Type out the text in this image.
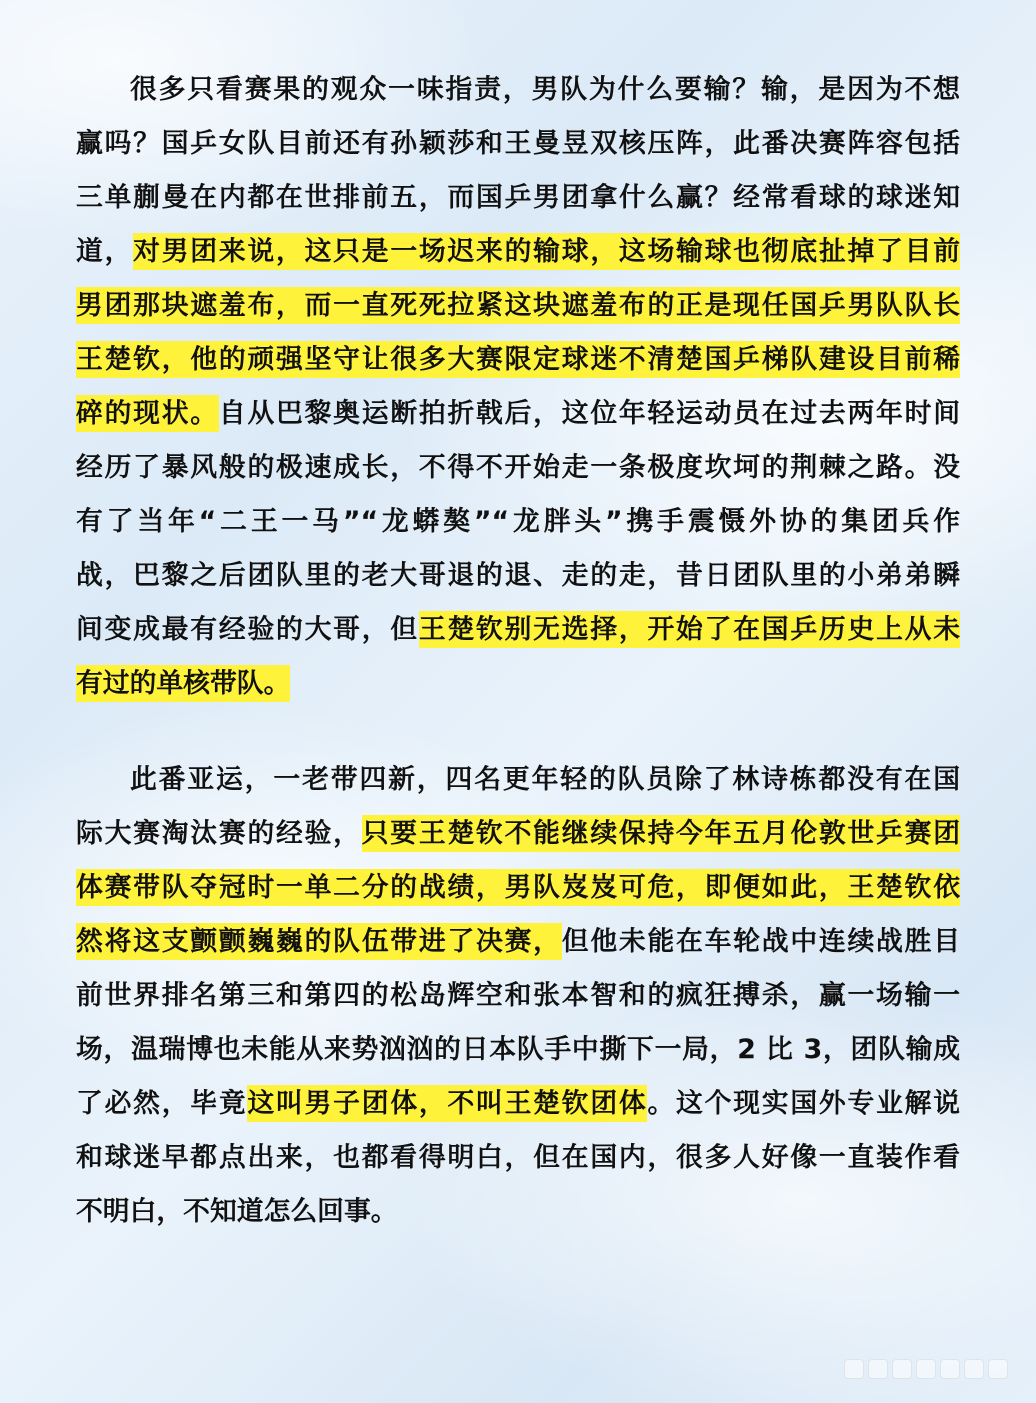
很多只看赛果的观众一味指责，男队为什么要输？输，是因为不想
赢吗？国乒女队目前还有孙颖莎和王曼昱双核压阵，此番决赛阵容包括
三单蒯曼在内都在世排前五，而国乒男团拿什么赢？经常看球的球迷知
道，对男团来说，这只是一场迟来的输球，这场输球也彻底扯掉了目前
男团那块遮羞布，而一直死死拉紧这块遮羞布的正是现任国乒男队队长
王楚钦，他的顽强坚守让很多大赛限定球迷不清楚国乒梯队建设目前稀
碎的现状。自从巴黎奥运断拍折戟后，这位年轻运动员在过去两年时间
经历了暴风般的极速成长，不得不开始走一条极度坎坷的荆棘之路。没
有了当年“二王一马”“龙蟒獒”“龙胖头”携手震慑外协的集团兵作
战，巴黎之后团队里的老大哥退的退、走的走，昔日团队里的小弟弟瞬
间变成最有经验的大哥，但王楚钦别无选择，开始了在国乒历史上从未
有过的单核带队。
此番亚运，一老带四新，四名更年轻的队员除了林诗栋都没有在国
际大赛淘汰赛的经验，只要王楚钦不能继续保持今年五月伦敦世乒赛团
体赛带队夺冠时一单二分的战绩，男队岌岌可危，即便如此，王楚钦依
然将这支颤颤巍巍的队伍带进了决赛，但他未能在车轮战中连续战胜目
前世界排名第三和第四的松岛辉空和张本智和的疯狂搏杀，赢一场输一
场，温瑞博也未能从来势汹汹的日本队手中撕下一局，2 比 3，团队输成
了必然，毕竟这叫男子团体，不叫王楚钦团体。这个现实国外专业解说
和球迷早都点出来，也都看得明白，但在国内，很多人好像一直装作看
不明白，不知道怎么回事。
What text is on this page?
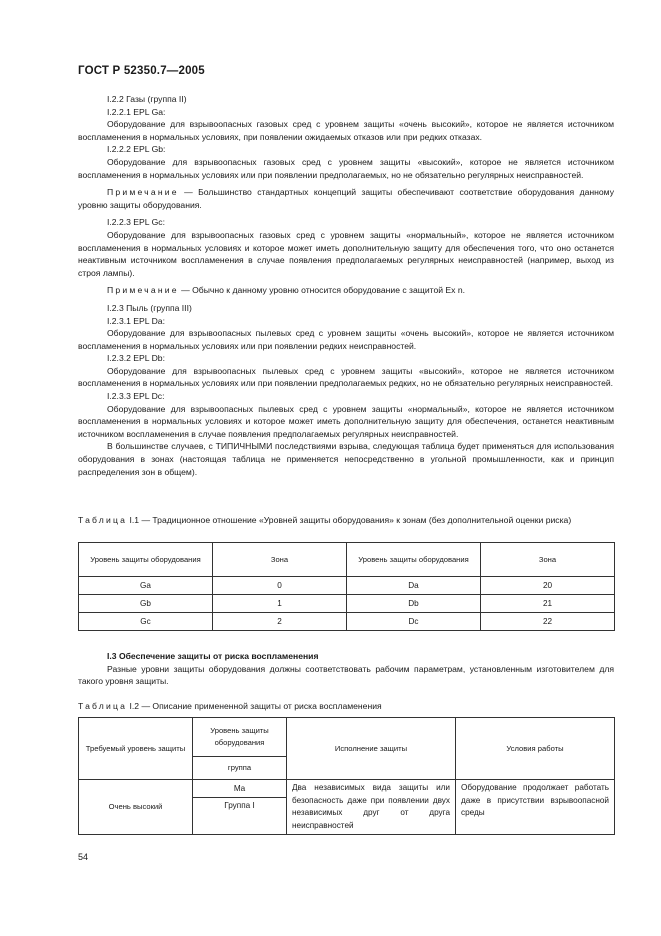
ГОСТ Р 52350.7—2005

I.2.2 Газы (группа II)

I.2.2.1 EPL Ga:

Оборудование для взрывоопасных газовых сред с уровнем защиты «очень высокий», которое не является источником воспламенения в нормальных условиях, при появлении ожидаемых отказов или при редких отказах.

I.2.2.2 EPL Gb:

Оборудование для взрывоопасных газовых сред с уровнем защиты «высокий», которое не является источником воспламенения в нормальных условиях или при появлении предполагаемых, но не обязательно регулярных неисправностей.

Примечание — Большинство стандартных концепций защиты обеспечивают соответствие оборудования данному уровню защиты оборудования.

I.2.2.3 EPL Gc:

Оборудование для взрывоопасных газовых сред с уровнем защиты «нормальный», которое не является источником воспламенения в нормальных условиях и которое может иметь дополнительную защиту для обеспечения того, что оно останется неактивным источником воспламенения в случае появления предполагаемых регулярных неисправностей (например, выход из строя лампы).

Примечание — Обычно к данному уровню относится оборудование с защитой Ex n.

I.2.3 Пыль (группа III)

I.2.3.1 EPL Da:

Оборудование для взрывоопасных пылевых сред с уровнем защиты «очень высокий», которое не является источником воспламенения в нормальных условиях или при появлении редких неисправностей.

I.2.3.2 EPL Db:

Оборудование для взрывоопасных пылевых сред с уровнем защиты «высокий», которое не является источником воспламенения в нормальных условиях или при появлении предполагаемых редких, но не обязательно регулярных неисправностей.

I.2.3.3 EPL Dc:

Оборудование для взрывоопасных пылевых сред с уровнем защиты «нормальный», которое не является источником воспламенения в нормальных условиях и которое может иметь дополнительную защиту для обеспечения, останется неактивным источником воспламенения в случае появления предполагаемых регулярных неисправностей.

В большинстве случаев, с ТИПИЧНЫМИ последствиями взрыва, следующая таблица будет применяться для использования оборудования в зонах (настоящая таблица не применяется непосредственно в угольной промышленности, как и принцип распределения зон в общем).

Таблица I.1 — Традиционное отношение «Уровней защиты оборудования» к зонам (без дополнительной оценки риска)
Уровень защиты оборудования	Зона	Уровень защиты оборудования	Зона
Ga	0	Da	20
Gb	1	Db	21
Gc	2	Dc	22

I.3 Обеспечение защиты от риска воспламенения

Разные уровни защиты оборудования должны соответствовать рабочим параметрам, установленным изготовителем для такого уровня защиты.

Таблица I.2 — Описание примененной защиты от риска воспламенения
Требуемый уровень защиты	Уровень защиты оборудования	Исполнение защиты	Условия работы
	группа		
Очень высокий	Ma	Два независимых вида защиты или безопасность даже при появлении двух независимых друг от друга неисправностей	Оборудование продолжает работать даже в присутствии взрывоопасной среды
	Группа I		
54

::::::::::

**AIM:**
Scan the material above for the word "риска". Copy each line where it occurs.

**RESULT OF THIS EXERCISE:**
Таблица I.1 — Традиционное отношение «Уровней защиты оборудования» к зонам (без дополнительной оценки риска)
I.3 Обеспечение защиты от риска воспламенения
Таблица I.2 — Описание примененной защиты от риска воспламенения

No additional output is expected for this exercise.